• [LISTA DE TAREFAS]
[1] Indique se cada afirmação está de acordo com o artigo sobre os índios de Mato Grosso e justifique com as palavras exatas do artigo: (a) a tribo txucarramos desencadeou um ataque em que morreram onze brancos; (b) a estrada em causa pretende ligar Brasília a Belém; (c) os índios precisaram dos ecologistas para defender o seu território.
[2] Retome o artigo sobre os índios de Mato Grosso a partir da sua última frase e dê-lhe continuação.

Afinal, a defesa da vida não compete apenas aos ecologistas. Quando as pessoas decidem tomar em suas mãos essa luta e essa defesa, os ecologistas não têm lá nada que fazer. E ficam a descansar, que bem precisam...
I
OS ÍNDIOS DE MATO GROSSO

Caso idêntico ao que está em curso na Austrália, acaba também de estalar no Brasil, estado de Mato Grosso, por causa da estrada que pretende ligar Brasília a Manaus, esmagando o território índio onde vivem ainda algumas tríbus que os brancos não conseguiram totalmente dizimar. Encontram-se em pé de guerra as tríbus dos índios suia, juruna, caiabi e txucarramos, tendo esta última desencadeado um ataque onde foram mortos onze brancos.
Também neste caso, em que os índios brasileiros não cedem às exigências, ambições e pilhagens do chamado "progresso”, são as forças da igreja que com eles se solidarizam, nomeadamente o Bispo Dom Pedro Casal da Liga, acusado, pelos poderosos fazendeiros, de ajudar os índios na sua resistência contra os cortes de árvores seculares que continuam a fazer-se na região.
Também neste caso, os índios e os bispos que os apoiam, não precisaram dos ecologistas para defender o seu território, a sua floresta, as suas raízes, enfim, a sua cultura ancestral e, mais concretamente, a base da sua subsistência alimentar, da sua vida.

Também os índios de Mato Grosso resolveram, finalmente, não suportar mais as agressões ao seu meio ambiente, enquanto os fazendeiros, que limpam as armas à espera do ataque, vão dando a opinião que têm do povo índio. "Indio é cão" - diz Moacir Prata Ferreira – “Índios são todos escravos, ladrões preguiçosos, agressores: prefiro as minhas galinhas”, acrescenta o rico fazendeiro do centro oeste do Brasil.
Só faltou insultar os índios de serem também, hoje, os grandes militantes ecologistas da Humanidade.
Um banho de sangue pode assim ocorrer, a todo o momento, em S. Félix de Araguaia, onde se encontram reunidas as condições para isso. Mais ou menos condicionados no parque de Xingu pela FUNAI (Fundação Nacional do Índio), é bem possível que os índios estejam agora dispostos a rejeitar também o paternalismo desta organização, entrando na acção directa. Tudo isto, embora alguns guerreiros índios ainda suponham possível um acordo sobre o traçado da estrada Brasília-Manaus (a famosa BR-080) se lhes for concedida a propriedade "Agropexim" e se for previsto “um parque florestal ao longo do rio."
É este amor dos índios à sua floresta, ao seu rio e à sua terra, que os brancos ricos e poderosos principalmente não lhes perdoam. E por isso limpam armas, à espera da guerra...

• [SECÇÃO DE DADOS]
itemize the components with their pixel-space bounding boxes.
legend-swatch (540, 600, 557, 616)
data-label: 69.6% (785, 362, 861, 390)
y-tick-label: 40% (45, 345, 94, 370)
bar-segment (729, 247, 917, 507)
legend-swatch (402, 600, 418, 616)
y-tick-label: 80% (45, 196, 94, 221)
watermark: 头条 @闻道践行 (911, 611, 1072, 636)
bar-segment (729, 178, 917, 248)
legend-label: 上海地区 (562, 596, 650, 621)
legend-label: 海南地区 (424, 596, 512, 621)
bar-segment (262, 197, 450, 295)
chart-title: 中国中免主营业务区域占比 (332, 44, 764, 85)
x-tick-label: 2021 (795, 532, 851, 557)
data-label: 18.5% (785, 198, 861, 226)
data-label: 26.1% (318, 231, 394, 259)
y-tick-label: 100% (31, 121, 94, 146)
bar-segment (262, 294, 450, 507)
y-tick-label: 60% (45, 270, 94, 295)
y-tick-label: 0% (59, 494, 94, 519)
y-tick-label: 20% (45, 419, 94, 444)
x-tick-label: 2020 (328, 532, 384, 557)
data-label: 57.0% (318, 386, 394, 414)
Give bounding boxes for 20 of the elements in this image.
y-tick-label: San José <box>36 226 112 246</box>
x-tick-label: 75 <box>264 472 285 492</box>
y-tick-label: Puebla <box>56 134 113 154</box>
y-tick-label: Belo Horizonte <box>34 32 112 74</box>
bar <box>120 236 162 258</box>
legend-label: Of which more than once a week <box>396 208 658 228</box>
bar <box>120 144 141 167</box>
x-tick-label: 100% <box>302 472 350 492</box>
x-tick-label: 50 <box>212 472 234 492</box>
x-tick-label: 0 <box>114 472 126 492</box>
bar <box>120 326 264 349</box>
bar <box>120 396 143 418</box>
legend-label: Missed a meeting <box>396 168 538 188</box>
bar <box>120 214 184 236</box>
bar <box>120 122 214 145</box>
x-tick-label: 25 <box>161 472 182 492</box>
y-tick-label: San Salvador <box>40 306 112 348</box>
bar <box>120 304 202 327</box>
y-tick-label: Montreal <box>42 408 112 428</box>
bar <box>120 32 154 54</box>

• [RESPOSTAS ESCRITAS]
[1]
(a) Sim: «tendo esta última desencadeado um ataque onde foram mortos onze brancos».
(b) Não: «por causa da estrada que pretende ligar Brasília a Manaus».
(c) Não: «os índios e os bispos que os apoiam, não precisaram dos ecologistas para defender o seu território».

[2]
A oposição frontal dos índios ao corte das árvores que orlam as margens do Rio Xingu, riquíssimas em caça, baseia-se exactamente nessa razão: se as árvores forem barbaramente cortadas, como se tem estado a fazer, a caça desaparece e os índios ficam sem a sua única fonte de sobrevivência.
Tal como na Austrália o "grande iguana'', a caça é aqui, entre os índios do Mato Grosso, a principal razão das suas inquietações ecológicas, e da sua tenaz oposição a mais um ramo da Transamazónia, essa autoestrada transcontinental que alguém já designou como a "estrada para o abismo planetário".
A luta dos índios, portanto, é pura e simplesmente pela sua sobrevivência, como são sempre aliás todas as lutas em defesa da Vida e da Natureza. Selvagem será quem isto não compreender. Canibal será o que não compreende a razão das outras civilizações diferentes da sua.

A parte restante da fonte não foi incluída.